= Aim =
Search the records for "scale". Copy every line where it appears.
--------------------------------
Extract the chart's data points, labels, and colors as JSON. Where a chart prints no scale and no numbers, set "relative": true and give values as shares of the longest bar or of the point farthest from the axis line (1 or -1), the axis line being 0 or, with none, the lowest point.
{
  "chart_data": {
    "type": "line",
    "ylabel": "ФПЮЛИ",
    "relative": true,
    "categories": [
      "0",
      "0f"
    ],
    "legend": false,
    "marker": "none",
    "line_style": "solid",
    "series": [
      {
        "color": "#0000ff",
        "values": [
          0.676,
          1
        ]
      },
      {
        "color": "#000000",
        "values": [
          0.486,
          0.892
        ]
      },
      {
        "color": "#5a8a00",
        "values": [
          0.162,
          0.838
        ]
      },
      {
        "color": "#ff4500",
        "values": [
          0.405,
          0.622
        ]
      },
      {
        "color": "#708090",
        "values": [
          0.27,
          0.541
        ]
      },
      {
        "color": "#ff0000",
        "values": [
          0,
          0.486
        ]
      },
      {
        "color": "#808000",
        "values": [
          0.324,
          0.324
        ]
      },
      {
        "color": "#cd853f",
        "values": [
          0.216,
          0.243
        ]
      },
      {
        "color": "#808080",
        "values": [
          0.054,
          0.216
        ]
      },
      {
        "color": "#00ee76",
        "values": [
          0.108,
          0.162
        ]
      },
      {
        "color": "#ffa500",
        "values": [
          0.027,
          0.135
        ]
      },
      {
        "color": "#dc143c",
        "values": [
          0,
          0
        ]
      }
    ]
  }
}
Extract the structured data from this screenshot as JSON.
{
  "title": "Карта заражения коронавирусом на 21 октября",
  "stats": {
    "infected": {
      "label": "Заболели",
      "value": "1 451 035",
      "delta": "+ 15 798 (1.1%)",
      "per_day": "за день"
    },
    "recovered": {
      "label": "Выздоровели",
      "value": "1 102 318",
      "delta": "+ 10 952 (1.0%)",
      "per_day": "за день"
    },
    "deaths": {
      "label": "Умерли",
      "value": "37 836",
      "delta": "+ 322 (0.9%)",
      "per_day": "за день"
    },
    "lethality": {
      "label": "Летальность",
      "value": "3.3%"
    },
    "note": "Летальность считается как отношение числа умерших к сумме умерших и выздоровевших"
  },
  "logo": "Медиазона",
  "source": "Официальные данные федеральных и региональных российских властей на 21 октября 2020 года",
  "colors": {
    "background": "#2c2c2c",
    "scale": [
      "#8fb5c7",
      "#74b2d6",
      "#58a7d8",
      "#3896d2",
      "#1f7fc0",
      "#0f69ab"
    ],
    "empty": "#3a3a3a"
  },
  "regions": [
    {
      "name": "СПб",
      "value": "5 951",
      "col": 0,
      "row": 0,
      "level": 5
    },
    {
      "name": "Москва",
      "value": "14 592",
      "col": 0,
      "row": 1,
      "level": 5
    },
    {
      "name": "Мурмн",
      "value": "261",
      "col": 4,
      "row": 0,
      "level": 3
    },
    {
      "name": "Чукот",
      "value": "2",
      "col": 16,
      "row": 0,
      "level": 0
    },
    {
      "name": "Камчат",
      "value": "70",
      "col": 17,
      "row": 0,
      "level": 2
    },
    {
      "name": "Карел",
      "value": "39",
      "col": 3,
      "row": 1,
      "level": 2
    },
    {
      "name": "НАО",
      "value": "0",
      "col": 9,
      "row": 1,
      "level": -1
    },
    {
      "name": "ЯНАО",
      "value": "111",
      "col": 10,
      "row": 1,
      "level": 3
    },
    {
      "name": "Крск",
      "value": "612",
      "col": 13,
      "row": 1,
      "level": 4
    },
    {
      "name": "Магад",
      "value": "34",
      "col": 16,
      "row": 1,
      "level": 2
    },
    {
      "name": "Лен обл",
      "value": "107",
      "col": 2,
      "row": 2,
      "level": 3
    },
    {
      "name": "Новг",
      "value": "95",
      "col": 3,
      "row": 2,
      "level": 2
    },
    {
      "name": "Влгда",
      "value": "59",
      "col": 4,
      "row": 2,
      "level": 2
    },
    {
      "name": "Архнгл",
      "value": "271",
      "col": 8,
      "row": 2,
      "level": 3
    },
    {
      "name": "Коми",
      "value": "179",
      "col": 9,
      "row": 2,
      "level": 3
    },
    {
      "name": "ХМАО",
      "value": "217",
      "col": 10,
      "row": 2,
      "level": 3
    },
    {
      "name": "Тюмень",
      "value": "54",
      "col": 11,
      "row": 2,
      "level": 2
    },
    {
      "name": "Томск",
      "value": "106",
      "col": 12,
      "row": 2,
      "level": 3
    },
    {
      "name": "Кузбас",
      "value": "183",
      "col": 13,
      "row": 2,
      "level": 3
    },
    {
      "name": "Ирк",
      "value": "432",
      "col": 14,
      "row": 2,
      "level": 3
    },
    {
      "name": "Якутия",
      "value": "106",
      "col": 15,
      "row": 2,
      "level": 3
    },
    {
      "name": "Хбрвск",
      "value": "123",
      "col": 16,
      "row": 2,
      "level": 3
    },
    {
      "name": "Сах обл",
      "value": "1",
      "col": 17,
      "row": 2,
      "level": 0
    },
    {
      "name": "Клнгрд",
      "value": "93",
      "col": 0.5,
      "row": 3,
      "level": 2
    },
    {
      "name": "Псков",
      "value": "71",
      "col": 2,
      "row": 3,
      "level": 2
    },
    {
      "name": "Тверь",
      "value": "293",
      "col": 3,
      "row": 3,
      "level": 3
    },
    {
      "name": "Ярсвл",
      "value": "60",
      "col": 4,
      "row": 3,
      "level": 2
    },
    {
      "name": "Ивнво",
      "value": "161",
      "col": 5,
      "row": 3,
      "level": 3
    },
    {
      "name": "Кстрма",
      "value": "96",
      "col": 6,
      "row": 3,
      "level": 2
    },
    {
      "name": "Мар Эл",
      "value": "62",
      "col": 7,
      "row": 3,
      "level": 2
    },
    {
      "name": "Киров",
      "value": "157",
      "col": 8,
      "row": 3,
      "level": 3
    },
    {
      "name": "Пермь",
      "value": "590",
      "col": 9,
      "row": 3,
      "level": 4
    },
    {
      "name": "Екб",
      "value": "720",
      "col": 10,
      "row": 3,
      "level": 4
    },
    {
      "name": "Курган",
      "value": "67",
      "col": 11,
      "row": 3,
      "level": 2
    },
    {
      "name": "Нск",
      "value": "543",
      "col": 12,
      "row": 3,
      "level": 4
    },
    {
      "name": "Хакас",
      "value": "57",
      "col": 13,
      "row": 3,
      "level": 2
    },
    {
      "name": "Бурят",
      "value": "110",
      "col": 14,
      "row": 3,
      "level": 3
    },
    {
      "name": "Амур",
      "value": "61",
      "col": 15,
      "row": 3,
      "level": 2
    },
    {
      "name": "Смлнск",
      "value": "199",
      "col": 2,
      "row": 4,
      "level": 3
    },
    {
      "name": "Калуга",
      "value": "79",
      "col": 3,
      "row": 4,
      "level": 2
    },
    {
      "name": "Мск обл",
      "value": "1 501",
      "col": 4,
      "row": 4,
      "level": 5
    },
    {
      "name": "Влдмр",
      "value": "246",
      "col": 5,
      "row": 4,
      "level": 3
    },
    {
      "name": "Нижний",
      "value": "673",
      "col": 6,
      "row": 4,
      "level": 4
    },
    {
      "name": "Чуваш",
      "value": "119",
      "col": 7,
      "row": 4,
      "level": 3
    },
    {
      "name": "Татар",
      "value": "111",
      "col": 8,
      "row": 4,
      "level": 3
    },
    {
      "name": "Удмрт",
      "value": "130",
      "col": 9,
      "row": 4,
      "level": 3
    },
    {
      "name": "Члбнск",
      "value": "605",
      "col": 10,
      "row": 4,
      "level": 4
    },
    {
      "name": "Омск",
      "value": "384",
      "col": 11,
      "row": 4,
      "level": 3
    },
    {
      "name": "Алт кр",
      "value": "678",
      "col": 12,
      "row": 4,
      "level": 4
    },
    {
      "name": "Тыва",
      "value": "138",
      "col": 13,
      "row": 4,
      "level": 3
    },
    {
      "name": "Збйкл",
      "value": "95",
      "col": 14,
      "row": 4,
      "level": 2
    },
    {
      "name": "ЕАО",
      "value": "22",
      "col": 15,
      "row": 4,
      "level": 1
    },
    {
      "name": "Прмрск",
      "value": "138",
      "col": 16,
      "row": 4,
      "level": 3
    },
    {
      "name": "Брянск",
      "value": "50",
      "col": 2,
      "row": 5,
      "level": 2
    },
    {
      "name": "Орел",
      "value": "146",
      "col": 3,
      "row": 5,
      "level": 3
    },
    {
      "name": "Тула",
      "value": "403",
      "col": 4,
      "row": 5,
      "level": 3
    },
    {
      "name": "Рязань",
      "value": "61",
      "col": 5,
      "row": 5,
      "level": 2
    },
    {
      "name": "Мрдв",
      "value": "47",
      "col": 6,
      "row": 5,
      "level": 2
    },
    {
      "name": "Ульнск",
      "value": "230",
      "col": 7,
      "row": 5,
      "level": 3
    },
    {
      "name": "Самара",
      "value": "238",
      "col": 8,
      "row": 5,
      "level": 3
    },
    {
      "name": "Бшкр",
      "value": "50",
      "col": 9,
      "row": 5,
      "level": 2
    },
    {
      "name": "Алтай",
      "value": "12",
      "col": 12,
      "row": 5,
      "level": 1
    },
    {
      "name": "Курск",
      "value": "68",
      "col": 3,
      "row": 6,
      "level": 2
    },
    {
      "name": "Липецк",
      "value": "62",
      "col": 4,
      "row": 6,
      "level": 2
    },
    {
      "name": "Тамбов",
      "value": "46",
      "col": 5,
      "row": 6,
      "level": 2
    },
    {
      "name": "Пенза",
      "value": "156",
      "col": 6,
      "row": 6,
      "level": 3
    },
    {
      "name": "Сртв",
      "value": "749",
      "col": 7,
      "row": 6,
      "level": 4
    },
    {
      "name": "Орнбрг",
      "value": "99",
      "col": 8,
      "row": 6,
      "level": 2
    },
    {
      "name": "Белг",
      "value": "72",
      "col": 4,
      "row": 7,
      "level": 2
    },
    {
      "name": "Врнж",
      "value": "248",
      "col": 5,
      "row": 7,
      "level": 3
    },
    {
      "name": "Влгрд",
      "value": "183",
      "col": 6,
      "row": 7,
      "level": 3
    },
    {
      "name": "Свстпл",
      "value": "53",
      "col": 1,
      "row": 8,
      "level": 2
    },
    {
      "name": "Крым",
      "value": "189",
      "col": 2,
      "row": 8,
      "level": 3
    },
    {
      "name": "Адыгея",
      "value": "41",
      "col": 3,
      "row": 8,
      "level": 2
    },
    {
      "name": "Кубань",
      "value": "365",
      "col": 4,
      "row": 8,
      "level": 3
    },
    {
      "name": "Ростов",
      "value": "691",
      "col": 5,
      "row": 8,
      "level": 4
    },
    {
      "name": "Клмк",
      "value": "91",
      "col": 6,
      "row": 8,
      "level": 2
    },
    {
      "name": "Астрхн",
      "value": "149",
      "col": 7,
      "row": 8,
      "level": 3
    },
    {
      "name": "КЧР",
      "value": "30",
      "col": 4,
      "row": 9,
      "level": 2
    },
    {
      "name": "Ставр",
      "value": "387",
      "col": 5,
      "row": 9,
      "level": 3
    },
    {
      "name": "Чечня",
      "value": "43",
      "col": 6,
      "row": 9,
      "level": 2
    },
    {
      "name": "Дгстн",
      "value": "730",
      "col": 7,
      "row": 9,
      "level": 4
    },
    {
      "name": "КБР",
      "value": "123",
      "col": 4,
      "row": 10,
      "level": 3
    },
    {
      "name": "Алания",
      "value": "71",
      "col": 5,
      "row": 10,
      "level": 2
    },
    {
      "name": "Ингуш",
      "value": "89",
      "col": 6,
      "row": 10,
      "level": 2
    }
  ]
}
--------------------------------
= Solution =
Extract the chart's data points, labels, and colors as JSON. Where a chart prints no scale and no numbers, set "relative": true and give values as shares of the longest bar or of the point farthest from the axis line (1 or -1), the axis line being 0 or, with none, the lowest point.
    "scale": [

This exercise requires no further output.